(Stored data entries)

************

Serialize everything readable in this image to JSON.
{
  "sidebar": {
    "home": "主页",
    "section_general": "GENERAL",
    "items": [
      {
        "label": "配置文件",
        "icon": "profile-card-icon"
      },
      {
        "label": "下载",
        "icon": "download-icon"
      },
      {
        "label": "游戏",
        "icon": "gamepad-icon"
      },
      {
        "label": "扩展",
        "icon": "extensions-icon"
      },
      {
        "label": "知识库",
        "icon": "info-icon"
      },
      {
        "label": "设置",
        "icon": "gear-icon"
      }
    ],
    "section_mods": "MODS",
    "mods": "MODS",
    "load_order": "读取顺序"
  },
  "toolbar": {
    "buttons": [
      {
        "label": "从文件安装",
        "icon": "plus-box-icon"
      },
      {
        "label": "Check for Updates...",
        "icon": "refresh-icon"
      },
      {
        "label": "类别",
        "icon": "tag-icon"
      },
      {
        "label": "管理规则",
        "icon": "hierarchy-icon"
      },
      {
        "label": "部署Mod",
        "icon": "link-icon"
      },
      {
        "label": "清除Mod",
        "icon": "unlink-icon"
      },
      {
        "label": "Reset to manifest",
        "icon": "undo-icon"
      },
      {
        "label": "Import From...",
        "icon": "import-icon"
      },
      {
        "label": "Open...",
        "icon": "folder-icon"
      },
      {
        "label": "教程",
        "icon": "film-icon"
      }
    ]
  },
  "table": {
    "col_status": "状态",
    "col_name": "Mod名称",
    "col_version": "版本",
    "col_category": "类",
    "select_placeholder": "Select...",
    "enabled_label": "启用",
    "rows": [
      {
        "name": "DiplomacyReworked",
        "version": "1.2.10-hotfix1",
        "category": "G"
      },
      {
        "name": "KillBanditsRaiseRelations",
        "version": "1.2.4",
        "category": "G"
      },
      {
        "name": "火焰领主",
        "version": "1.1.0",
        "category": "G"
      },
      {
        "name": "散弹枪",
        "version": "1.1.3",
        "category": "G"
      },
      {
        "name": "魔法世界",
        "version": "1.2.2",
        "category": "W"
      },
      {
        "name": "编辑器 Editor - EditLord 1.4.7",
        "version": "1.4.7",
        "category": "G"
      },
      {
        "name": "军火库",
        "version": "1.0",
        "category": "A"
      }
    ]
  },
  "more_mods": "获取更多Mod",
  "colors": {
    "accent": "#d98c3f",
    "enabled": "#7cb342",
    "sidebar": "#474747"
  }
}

************

▸ OBJECTIVE
Quote the entire listing above exactly.

▸ RESULT OF THIS TASK
Serialize everything readable in this image to JSON.
{
  "sidebar": {
    "home": "主页",
    "section_general": "GENERAL",
    "items": [
      {
        "label": "配置文件",
        "icon": "profile-card-icon"
      },
      {
        "label": "下载",
        "icon": "download-icon"
      },
      {
        "label": "游戏",
        "icon": "gamepad-icon"
      },
      {
        "label": "扩展",
        "icon": "extensions-icon"
      },
      {
        "label": "知识库",
        "icon": "info-icon"
      },
      {
        "label": "设置",
        "icon": "gear-icon"
      }
    ],
    "section_mods": "MODS",
    "mods": "MODS",
    "load_order": "读取顺序"
  },
  "toolbar": {
    "buttons": [
      {
        "label": "从文件安装",
        "icon": "plus-box-icon"
      },
      {
        "label": "Check for Updates...",
        "icon": "refresh-icon"
      },
      {
        "label": "类别",
        "icon": "tag-icon"
      },
      {
        "label": "管理规则",
        "icon": "hierarchy-icon"
      },
      {
        "label": "部署Mod",
        "icon": "link-icon"
      },
      {
        "label": "清除Mod",
        "icon": "unlink-icon"
      },
      {
        "label": "Reset to manifest",
        "icon": "undo-icon"
      },
      {
        "label": "Import From...",
        "icon": "import-icon"
      },
      {
        "label": "Open...",
        "icon": "folder-icon"
      },
      {
        "label": "教程",
        "icon": "film-icon"
      }
    ]
  },
  "table": {
    "col_status": "状态",
    "col_name": "Mod名称",
    "col_version": "版本",
    "col_category": "类",
    "select_placeholder": "Select...",
    "enabled_label": "启用",
    "rows": [
      {
        "name": "DiplomacyReworked",
        "version": "1.2.10-hotfix1",
        "category": "G"
      },
      {
        "name": "KillBanditsRaiseRelations",
        "version": "1.2.4",
        "category": "G"
      },
      {
        "name": "火焰领主",
        "version": "1.1.0",
        "category": "G"
      },
      {
        "name": "散弹枪",
        "version": "1.1.3",
        "category": "G"
      },
      {
        "name": "魔法世界",
        "version": "1.2.2",
        "category": "W"
      },
      {
        "name": "编辑器 Editor - EditLord 1.4.7",
        "version": "1.4.7",
        "category": "G"
      },
      {
        "name": "军火库",
        "version": "1.0",
        "category": "A"
      }
    ]
  },
  "more_mods": "获取更多Mod",
  "colors": {
    "accent": "#d98c3f",
    "enabled": "#7cb342",
    "sidebar": "#474747"
  }
}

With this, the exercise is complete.